Every record must be repeated exactly, with no omission.

________________

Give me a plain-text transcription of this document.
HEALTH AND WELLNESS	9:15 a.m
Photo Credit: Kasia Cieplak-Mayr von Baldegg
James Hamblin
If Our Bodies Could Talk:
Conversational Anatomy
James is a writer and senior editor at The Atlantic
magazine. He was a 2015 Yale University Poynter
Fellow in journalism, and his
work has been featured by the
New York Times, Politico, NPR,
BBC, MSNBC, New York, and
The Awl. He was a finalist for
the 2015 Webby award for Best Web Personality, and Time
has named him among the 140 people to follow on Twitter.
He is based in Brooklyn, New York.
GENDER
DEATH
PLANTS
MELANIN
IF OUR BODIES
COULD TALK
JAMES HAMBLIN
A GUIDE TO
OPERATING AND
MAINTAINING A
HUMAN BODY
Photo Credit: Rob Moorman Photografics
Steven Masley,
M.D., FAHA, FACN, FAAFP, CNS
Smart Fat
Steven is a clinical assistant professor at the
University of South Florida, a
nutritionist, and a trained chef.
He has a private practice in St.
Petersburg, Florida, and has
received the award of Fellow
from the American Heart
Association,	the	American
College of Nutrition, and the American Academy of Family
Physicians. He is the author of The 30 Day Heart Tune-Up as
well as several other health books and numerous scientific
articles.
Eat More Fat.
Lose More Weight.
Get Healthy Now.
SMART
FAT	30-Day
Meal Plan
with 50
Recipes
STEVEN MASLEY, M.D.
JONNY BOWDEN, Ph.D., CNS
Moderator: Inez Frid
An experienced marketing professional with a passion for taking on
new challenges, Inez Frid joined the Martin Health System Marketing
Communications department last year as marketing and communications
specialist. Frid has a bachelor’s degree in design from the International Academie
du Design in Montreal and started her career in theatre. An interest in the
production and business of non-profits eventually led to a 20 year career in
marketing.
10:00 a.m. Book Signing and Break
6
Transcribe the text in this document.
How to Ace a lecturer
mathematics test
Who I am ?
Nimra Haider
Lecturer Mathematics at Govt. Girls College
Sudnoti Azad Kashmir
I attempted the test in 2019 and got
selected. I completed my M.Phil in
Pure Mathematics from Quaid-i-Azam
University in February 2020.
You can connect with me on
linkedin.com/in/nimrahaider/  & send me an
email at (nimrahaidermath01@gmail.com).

________________

» **RESULT FOR THIS EXERCISE**
Give me a plain-text transcription of this document.
HEALTH AND WELLNESS	9:15 a.m
Photo Credit: Kasia Cieplak-Mayr von Baldegg
James Hamblin
If Our Bodies Could Talk:
Conversational Anatomy
James is a writer and senior editor at The Atlantic
magazine. He was a 2015 Yale University Poynter
Fellow in journalism, and his
work has been featured by the
New York Times, Politico, NPR,
BBC, MSNBC, New York, and
The Awl. He was a finalist for
the 2015 Webby award for Best Web Personality, and Time
has named him among the 140 people to follow on Twitter.
He is based in Brooklyn, New York.
GENDER
DEATH
PLANTS
MELANIN
IF OUR BODIES
COULD TALK
JAMES HAMBLIN
A GUIDE TO
OPERATING AND
MAINTAINING A
HUMAN BODY
Photo Credit: Rob Moorman Photografics
Steven Masley,
M.D., FAHA, FACN, FAAFP, CNS
Smart Fat
Steven is a clinical assistant professor at the
University of South Florida, a
nutritionist, and a trained chef.
He has a private practice in St.
Petersburg, Florida, and has
received the award of Fellow
from the American Heart
Association,	the	American
College of Nutrition, and the American Academy of Family
Physicians. He is the author of The 30 Day Heart Tune-Up as
well as several other health books and numerous scientific
articles.
Eat More Fat.
Lose More Weight.
Get Healthy Now.
SMART
FAT	30-Day
Meal Plan
with 50
Recipes
STEVEN MASLEY, M.D.
JONNY BOWDEN, Ph.D., CNS
Moderator: Inez Frid
An experienced marketing professional with a passion for taking on
new challenges, Inez Frid joined the Martin Health System Marketing
Communications department last year as marketing and communications
specialist. Frid has a bachelor’s degree in design from the International Academie
du Design in Montreal and started her career in theatre. An interest in the
production and business of non-profits eventually led to a 20 year career in
marketing.
10:00 a.m. Book Signing and Break
6
Transcribe the text in this document.
How to Ace a lecturer
mathematics test
Who I am ?
Nimra Haider
Lecturer Mathematics at Govt. Girls College
Sudnoti Azad Kashmir
I attempted the test in 2019 and got
selected. I completed my M.Phil in
Pure Mathematics from Quaid-i-Azam
University in February 2020.
You can connect with me on
linkedin.com/in/nimrahaider/  & send me an
email at (nimrahaidermath01@gmail.com).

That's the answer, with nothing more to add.